● GIVEN PASSAGE:
☆ ☆ ☆
In [1]:
%matplotlib qt4
from __future__ import division

import math

from models import tools, optimize, models, filters
from models.tests import PerformanceTest

import numpy as np
import pandas as pd
import sklearn as sk
import matplotlib as mpl
import matplotlib.pyplot as plt

mpl.rcParams['text.usetex'] = False
mpl.rcParams['text.latex.unicode'] = False
mpl.rcParams['axes.color_cycle'] = ['#02A5F4', 'orange', 'green']

In [55]:
data = tools.load_data(limit=600000, offset=1000000)
data = data[filters.sequentize(data)]

Loaded 566952 answers.


In [56]:
len(data)

111471

# Calibration

In [20]:
def produce_logger(SuperClass):

    class Logger(SuperClass):
    
        def __init__(self, *args, **kwargs):
            super(Logger, self).__init__(*args, **kwargs)
            self.timing = []

        def update(self, answer):
            item = self.items[answer.user_id, answer.place_id]
            if item.practices:
                diff = tools.time_diff(answer.inserted, item.last_inserted)
                self.timing += [(diff, answer.is_correct, self.predict(answer))]
            super(Logger, self).update(answer)
    
    return Logger

PFAWithLogging = produce_logger(models.PFAModel)
PFAGongWithLogging = produce_logger(models.PFAGong)
PFATimingWithLogging = produce_logger(models.PFATiming)
PFASpacingWithLogging = produce_logger(models.PFASpacing)
PFAForgettingWithLogging = produce_logger(models.PFAForgetting)
PFAStaircaseWithLogging = produce_logger(models.PFAStaircase)

In [34]:
def time_effect_log(t, c=2.0, a=0.15):
    return c - a*np.log(t)

def time_effect_div(t, c=5):
    return c / (t+1)**0.2

def time_effect_exp(t, a=0.96, b=5.5e-6):
    return a * np.exp(-b * t)

In [22]:
def chunks(l, n):
    for i in xrange(0, len(l), n):
        yield l[i:i+n]

def interval_error(timings, interval_size=500, metric=tools.rmse):

    answers = sorted(timings, key=lambda p: p[0])
☆ ☆ ☆
● DATA EXTRACT:

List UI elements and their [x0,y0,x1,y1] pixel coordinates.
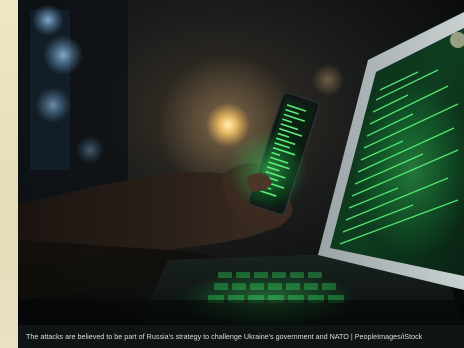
☆ ☆ ☆
● TASK PROMPT:
Repeat verbatim the part of the notebook that opens with the words containing "PFATimingWithLogging = produce_logger(models.PFATiming)" and closes with "PFAStaircaseWithLogging = produce_logger(models.PFAStaircase)". The listing isn't needed here.

● ANSWER TO THE EXERCISE:
PFATimingWithLogging = produce_logger(models.PFATiming)
PFASpacingWithLogging = produce_logger(models.PFASpacing)
PFAForgettingWithLogging = produce_logger(models.PFAForgetting)
PFAStaircaseWithLogging = produce_logger(models.PFAStaircase)